[Records from a data source]

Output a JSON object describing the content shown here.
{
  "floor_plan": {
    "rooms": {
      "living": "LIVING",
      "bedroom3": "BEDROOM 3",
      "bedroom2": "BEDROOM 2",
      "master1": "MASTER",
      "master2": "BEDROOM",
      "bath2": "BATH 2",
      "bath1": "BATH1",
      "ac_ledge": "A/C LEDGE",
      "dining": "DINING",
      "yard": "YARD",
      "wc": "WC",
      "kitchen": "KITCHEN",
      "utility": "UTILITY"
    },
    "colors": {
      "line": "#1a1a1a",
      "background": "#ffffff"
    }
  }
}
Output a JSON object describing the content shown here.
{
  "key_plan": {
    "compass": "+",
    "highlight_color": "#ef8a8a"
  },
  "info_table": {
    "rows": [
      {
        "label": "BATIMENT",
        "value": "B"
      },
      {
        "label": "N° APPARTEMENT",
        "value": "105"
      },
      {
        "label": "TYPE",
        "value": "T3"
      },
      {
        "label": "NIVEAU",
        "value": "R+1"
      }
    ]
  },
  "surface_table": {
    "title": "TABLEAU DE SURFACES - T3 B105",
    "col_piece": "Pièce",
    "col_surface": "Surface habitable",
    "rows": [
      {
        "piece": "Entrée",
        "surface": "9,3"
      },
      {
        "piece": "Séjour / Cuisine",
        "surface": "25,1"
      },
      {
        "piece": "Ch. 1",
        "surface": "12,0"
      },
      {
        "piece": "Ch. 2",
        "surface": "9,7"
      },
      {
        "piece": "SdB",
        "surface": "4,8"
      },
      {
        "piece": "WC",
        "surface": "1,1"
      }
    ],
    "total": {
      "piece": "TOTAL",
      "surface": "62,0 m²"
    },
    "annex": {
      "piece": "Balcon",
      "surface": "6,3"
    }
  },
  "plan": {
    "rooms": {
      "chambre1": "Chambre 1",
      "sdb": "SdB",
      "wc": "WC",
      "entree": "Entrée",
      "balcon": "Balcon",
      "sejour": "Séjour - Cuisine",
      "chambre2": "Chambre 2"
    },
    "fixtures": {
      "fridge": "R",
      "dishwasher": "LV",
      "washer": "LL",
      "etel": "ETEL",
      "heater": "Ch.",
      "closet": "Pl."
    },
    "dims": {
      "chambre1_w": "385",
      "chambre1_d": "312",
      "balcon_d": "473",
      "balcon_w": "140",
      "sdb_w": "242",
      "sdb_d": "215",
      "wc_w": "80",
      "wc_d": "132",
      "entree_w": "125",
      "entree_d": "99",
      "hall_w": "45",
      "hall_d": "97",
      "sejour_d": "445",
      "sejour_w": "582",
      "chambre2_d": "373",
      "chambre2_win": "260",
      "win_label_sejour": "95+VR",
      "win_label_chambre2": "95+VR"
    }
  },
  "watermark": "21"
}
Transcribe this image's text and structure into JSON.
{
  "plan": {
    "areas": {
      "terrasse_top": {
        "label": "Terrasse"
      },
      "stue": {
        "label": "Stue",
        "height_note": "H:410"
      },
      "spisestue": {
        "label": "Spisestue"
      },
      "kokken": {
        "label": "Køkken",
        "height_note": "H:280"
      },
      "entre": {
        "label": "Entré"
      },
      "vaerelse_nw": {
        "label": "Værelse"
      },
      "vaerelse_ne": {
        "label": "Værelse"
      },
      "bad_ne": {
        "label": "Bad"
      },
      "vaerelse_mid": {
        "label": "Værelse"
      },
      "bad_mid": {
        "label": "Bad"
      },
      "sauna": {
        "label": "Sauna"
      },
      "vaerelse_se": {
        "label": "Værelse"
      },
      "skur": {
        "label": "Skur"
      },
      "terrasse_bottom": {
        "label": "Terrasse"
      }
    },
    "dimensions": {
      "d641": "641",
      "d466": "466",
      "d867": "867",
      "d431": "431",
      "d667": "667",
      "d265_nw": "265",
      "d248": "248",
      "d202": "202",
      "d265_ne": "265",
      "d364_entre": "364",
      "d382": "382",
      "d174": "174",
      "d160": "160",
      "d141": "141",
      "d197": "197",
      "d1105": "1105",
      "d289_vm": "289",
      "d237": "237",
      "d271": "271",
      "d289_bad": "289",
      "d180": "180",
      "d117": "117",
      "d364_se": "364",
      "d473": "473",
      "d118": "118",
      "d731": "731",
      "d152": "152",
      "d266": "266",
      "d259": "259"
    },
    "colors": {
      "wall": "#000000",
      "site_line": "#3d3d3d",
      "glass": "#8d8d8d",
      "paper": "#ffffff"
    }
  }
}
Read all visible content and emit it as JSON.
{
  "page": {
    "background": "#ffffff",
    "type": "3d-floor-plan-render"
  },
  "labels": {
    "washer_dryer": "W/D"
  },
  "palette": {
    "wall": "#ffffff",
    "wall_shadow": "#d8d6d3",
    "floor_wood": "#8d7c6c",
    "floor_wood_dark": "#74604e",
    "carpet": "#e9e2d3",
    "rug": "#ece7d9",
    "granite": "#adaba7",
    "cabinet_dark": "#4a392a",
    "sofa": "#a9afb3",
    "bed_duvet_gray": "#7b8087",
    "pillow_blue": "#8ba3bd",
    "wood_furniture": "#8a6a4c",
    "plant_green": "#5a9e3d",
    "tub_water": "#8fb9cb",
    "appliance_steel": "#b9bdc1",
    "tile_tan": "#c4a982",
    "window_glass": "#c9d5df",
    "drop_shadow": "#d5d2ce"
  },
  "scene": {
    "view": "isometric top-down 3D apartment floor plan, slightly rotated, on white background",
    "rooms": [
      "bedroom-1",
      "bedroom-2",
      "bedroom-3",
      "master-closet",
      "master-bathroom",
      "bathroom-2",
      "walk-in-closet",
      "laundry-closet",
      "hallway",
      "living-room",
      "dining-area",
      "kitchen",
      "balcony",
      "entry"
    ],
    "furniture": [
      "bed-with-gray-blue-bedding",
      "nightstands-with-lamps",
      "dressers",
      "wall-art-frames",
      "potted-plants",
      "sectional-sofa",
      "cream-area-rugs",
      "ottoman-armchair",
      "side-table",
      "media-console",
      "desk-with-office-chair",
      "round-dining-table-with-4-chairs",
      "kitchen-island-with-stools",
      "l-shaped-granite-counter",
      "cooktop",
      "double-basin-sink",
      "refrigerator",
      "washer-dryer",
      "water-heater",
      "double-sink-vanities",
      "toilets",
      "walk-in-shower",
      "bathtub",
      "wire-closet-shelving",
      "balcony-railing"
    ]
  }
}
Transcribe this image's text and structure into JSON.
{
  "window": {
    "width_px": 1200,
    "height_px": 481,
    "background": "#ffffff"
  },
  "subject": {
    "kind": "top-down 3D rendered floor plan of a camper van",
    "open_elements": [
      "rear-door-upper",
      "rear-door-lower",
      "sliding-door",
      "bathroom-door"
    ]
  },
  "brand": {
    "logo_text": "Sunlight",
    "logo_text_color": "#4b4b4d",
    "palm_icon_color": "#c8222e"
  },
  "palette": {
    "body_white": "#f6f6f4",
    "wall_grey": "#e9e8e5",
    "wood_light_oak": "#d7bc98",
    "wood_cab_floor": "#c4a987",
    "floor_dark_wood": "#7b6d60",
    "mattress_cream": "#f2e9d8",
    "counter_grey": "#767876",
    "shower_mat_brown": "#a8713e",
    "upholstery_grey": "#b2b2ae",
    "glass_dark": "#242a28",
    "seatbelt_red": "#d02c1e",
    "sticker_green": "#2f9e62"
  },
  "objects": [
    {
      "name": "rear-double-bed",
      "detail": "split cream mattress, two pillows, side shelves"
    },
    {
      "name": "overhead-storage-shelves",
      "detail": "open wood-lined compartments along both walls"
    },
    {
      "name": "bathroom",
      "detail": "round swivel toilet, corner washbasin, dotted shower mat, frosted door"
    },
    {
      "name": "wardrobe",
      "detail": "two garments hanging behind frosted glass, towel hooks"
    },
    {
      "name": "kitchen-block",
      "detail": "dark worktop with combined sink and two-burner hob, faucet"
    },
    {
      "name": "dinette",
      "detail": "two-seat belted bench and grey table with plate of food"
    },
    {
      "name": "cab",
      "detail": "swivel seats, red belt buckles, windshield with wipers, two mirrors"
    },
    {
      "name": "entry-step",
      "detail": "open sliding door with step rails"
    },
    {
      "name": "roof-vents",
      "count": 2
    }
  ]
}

# [SHORT PROBLEM]
Return the lines of the records that include the string "name".

# [SOLUTION BELOW]
      "name": "rear-double-bed",
      "name": "overhead-storage-shelves",
      "name": "bathroom",
      "name": "wardrobe",
      "name": "kitchen-block",
      "name": "dinette",
      "name": "cab",
      "name": "entry-step",
      "name": "roof-vents",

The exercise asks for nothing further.